Exercise details –
Copy the data exactly as it appears, and do not include any pictures.

### Material to process ###

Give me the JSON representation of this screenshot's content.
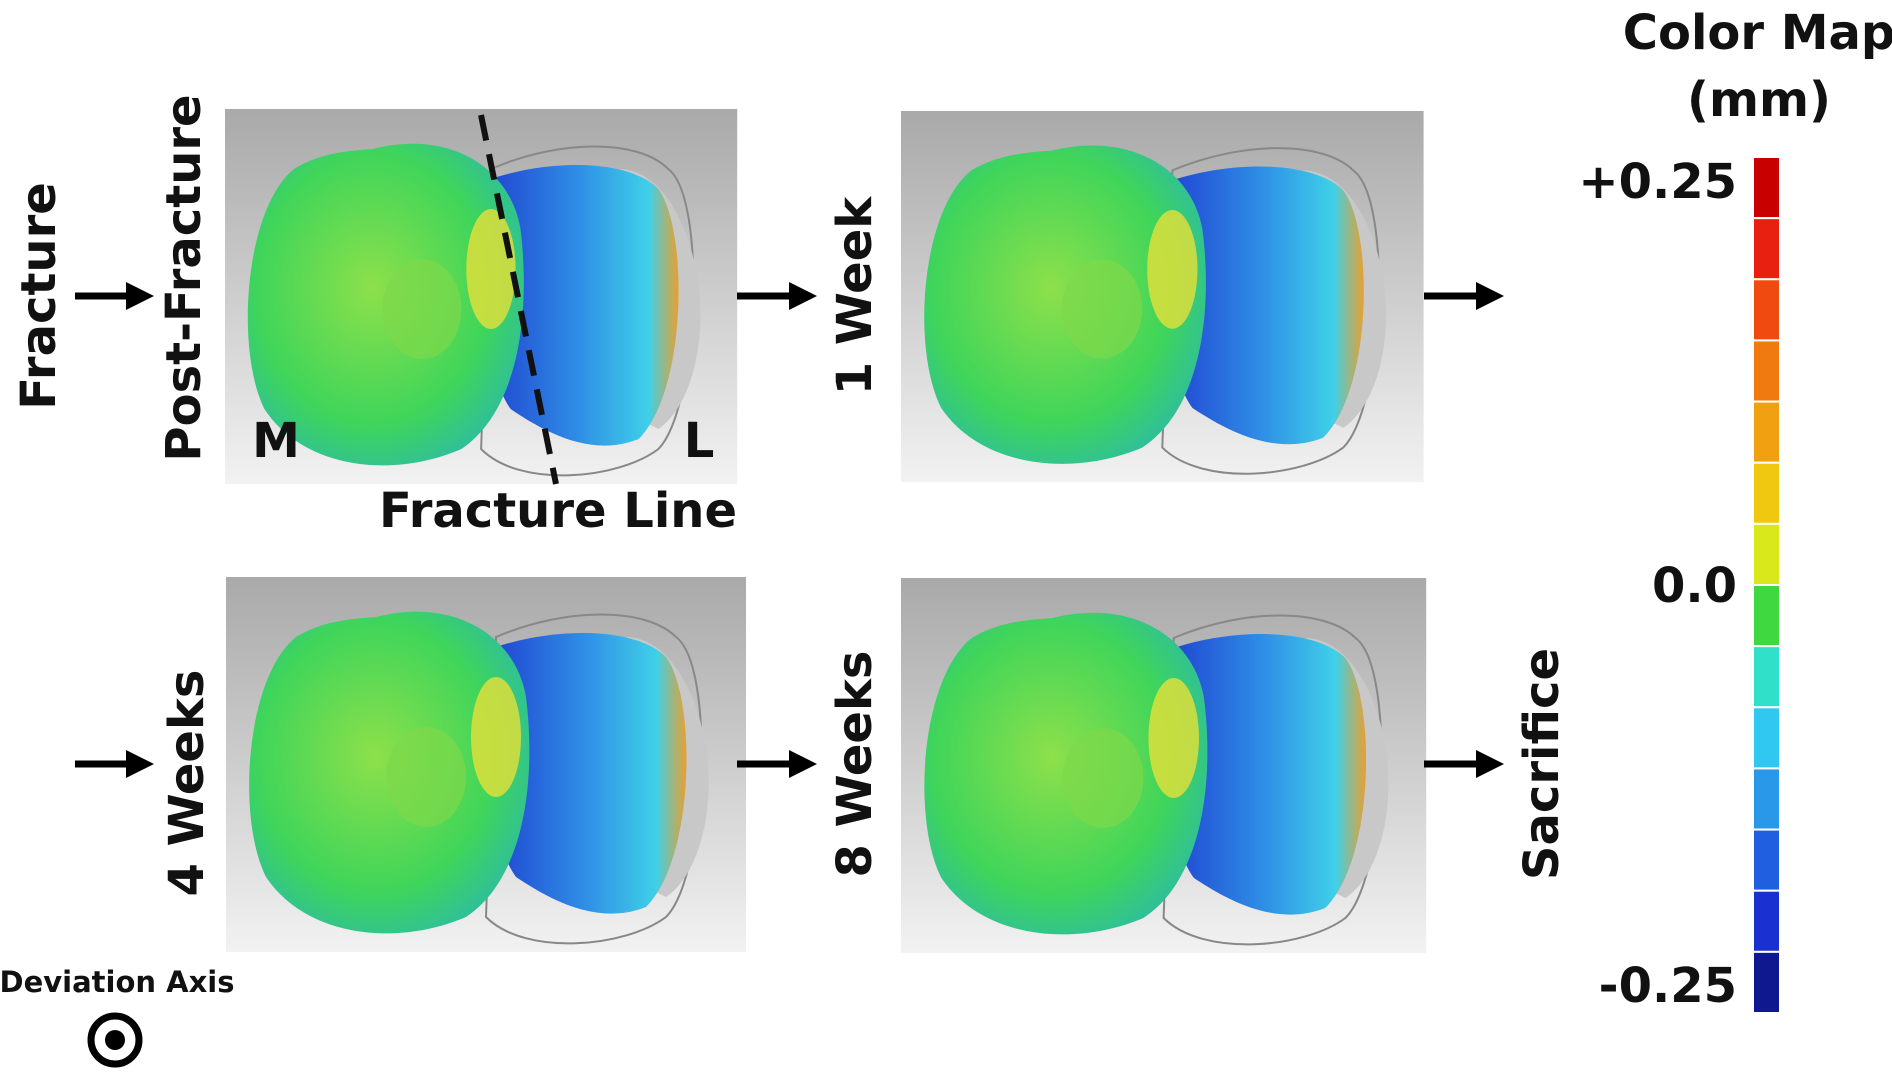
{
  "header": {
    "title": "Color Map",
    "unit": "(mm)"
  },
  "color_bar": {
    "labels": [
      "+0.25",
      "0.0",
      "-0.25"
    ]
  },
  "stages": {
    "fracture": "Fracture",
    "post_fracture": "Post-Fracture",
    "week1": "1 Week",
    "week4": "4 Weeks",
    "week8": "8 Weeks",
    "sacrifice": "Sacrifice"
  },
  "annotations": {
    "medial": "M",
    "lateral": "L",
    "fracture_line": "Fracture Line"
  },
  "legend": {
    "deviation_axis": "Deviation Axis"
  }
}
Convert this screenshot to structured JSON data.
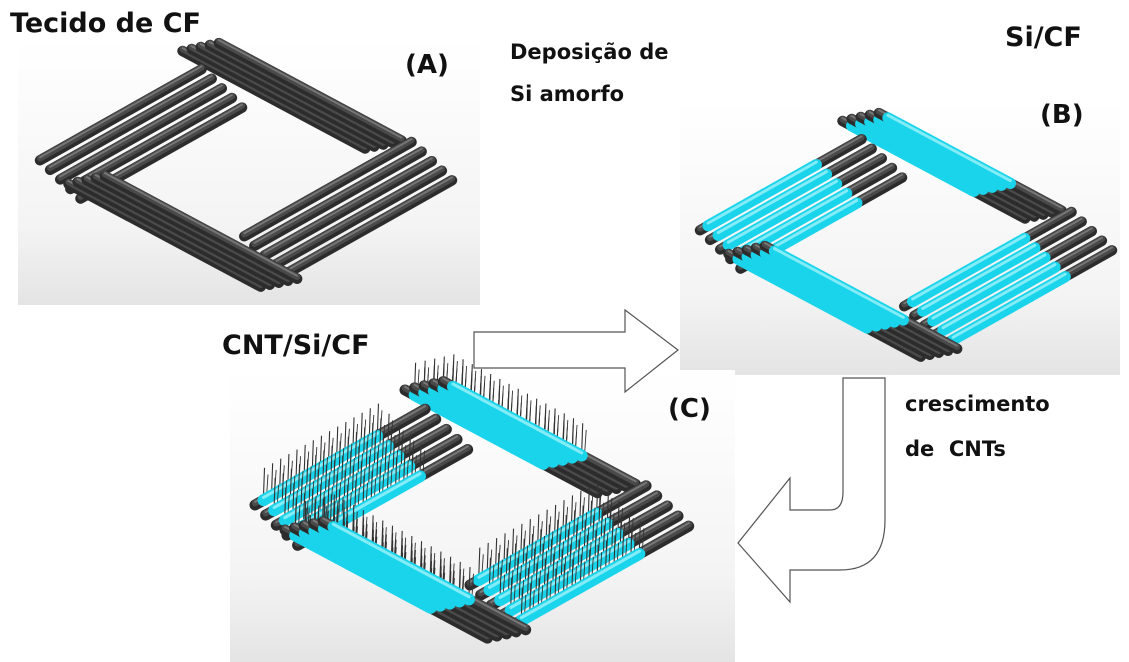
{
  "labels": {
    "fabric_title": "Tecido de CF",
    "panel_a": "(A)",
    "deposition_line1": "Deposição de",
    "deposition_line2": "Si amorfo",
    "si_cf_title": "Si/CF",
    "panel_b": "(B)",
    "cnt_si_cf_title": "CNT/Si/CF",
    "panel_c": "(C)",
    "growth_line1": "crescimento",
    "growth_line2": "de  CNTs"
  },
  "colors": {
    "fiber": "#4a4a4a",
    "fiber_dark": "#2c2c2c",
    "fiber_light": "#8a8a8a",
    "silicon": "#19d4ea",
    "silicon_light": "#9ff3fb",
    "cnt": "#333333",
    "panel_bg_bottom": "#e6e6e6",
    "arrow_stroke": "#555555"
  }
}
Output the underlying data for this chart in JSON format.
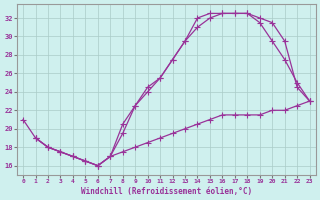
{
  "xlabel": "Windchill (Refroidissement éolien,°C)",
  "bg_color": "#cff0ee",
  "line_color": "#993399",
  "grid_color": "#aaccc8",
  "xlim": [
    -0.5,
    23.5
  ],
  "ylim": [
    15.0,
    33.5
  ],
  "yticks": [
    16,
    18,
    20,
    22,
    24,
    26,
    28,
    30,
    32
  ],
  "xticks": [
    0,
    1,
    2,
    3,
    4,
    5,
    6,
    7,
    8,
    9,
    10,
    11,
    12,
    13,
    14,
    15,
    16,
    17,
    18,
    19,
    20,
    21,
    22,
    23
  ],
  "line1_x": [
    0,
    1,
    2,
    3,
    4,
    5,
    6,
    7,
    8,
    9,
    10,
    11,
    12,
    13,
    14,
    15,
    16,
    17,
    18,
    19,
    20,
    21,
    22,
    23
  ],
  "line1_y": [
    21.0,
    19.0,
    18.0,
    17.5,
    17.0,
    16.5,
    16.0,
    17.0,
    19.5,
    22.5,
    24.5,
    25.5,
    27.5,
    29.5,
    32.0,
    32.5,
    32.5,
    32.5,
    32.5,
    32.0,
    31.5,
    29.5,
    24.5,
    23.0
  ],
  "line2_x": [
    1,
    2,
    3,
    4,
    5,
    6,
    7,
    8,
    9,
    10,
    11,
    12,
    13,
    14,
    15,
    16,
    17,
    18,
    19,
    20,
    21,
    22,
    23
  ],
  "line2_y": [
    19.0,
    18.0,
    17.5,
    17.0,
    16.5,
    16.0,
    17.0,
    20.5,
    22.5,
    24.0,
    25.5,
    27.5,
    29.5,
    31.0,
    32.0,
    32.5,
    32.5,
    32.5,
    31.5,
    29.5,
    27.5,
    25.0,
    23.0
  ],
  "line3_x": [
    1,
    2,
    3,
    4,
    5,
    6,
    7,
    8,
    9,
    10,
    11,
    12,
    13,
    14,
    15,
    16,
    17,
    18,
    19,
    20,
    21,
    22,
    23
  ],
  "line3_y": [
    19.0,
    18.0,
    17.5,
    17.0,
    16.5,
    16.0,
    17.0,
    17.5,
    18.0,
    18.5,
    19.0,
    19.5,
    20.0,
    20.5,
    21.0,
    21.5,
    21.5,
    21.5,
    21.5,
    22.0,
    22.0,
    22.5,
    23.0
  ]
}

###

Result of this task –
Give me the JSON representation of this screenshot's content.
{
  "header": {
    "title": "Color Map",
    "unit": "(mm)"
  },
  "color_bar": {
    "labels": [
      "+0.25",
      "0.0",
      "-0.25"
    ]
  },
  "stages": {
    "fracture": "Fracture",
    "post_fracture": "Post-Fracture",
    "week1": "1 Week",
    "week4": "4 Weeks",
    "week8": "8 Weeks",
    "sacrifice": "Sacrifice"
  },
  "annotations": {
    "medial": "M",
    "lateral": "L",
    "fracture_line": "Fracture Line"
  },
  "legend": {
    "deviation_axis": "Deviation Axis"
  }
}
Convert this screenshot to structured JSON data.
{
  "labels": {
    "fabric_title": "Tecido de CF",
    "panel_a": "(A)",
    "deposition_line1": "Deposição de",
    "deposition_line2": "Si amorfo",
    "si_cf_title": "Si/CF",
    "panel_b": "(B)",
    "cnt_si_cf_title": "CNT/Si/CF",
    "panel_c": "(C)",
    "growth_line1": "crescimento",
    "growth_line2": "de  CNTs"
  },
  "colors": {
    "fiber": "#4a4a4a",
    "fiber_dark": "#2c2c2c",
    "fiber_light": "#8a8a8a",
    "silicon": "#19d4ea",
    "silicon_light": "#9ff3fb",
    "cnt": "#333333",
    "panel_bg_bottom": "#e6e6e6",
    "arrow_stroke": "#555555"
  }
}
Output the underlying data for this chart in JSON format.
{
  "xlabel": "Windchill (Refroidissement éolien,°C)",
  "bg_color": "#cff0ee",
  "line_color": "#993399",
  "grid_color": "#aaccc8",
  "xlim": [
    -0.5,
    23.5
  ],
  "ylim": [
    15.0,
    33.5
  ],
  "yticks": [
    16,
    18,
    20,
    22,
    24,
    26,
    28,
    30,
    32
  ],
  "xticks": [
    0,
    1,
    2,
    3,
    4,
    5,
    6,
    7,
    8,
    9,
    10,
    11,
    12,
    13,
    14,
    15,
    16,
    17,
    18,
    19,
    20,
    21,
    22,
    23
  ],
  "line1_x": [
    0,
    1,
    2,
    3,
    4,
    5,
    6,
    7,
    8,
    9,
    10,
    11,
    12,
    13,
    14,
    15,
    16,
    17,
    18,
    19,
    20,
    21,
    22,
    23
  ],
  "line1_y": [
    21.0,
    19.0,
    18.0,
    17.5,
    17.0,
    16.5,
    16.0,
    17.0,
    19.5,
    22.5,
    24.5,
    25.5,
    27.5,
    29.5,
    32.0,
    32.5,
    32.5,
    32.5,
    32.5,
    32.0,
    31.5,
    29.5,
    24.5,
    23.0
  ],
  "line2_x": [
    1,
    2,
    3,
    4,
    5,
    6,
    7,
    8,
    9,
    10,
    11,
    12,
    13,
    14,
    15,
    16,
    17,
    18,
    19,
    20,
    21,
    22,
    23
  ],
  "line2_y": [
    19.0,
    18.0,
    17.5,
    17.0,
    16.5,
    16.0,
    17.0,
    20.5,
    22.5,
    24.0,
    25.5,
    27.5,
    29.5,
    31.0,
    32.0,
    32.5,
    32.5,
    32.5,
    31.5,
    29.5,
    27.5,
    25.0,
    23.0
  ],
  "line3_x": [
    1,
    2,
    3,
    4,
    5,
    6,
    7,
    8,
    9,
    10,
    11,
    12,
    13,
    14,
    15,
    16,
    17,
    18,
    19,
    20,
    21,
    22,
    23
  ],
  "line3_y": [
    19.0,
    18.0,
    17.5,
    17.0,
    16.5,
    16.0,
    17.0,
    17.5,
    18.0,
    18.5,
    19.0,
    19.5,
    20.0,
    20.5,
    21.0,
    21.5,
    21.5,
    21.5,
    21.5,
    22.0,
    22.0,
    22.5,
    23.0
  ]
}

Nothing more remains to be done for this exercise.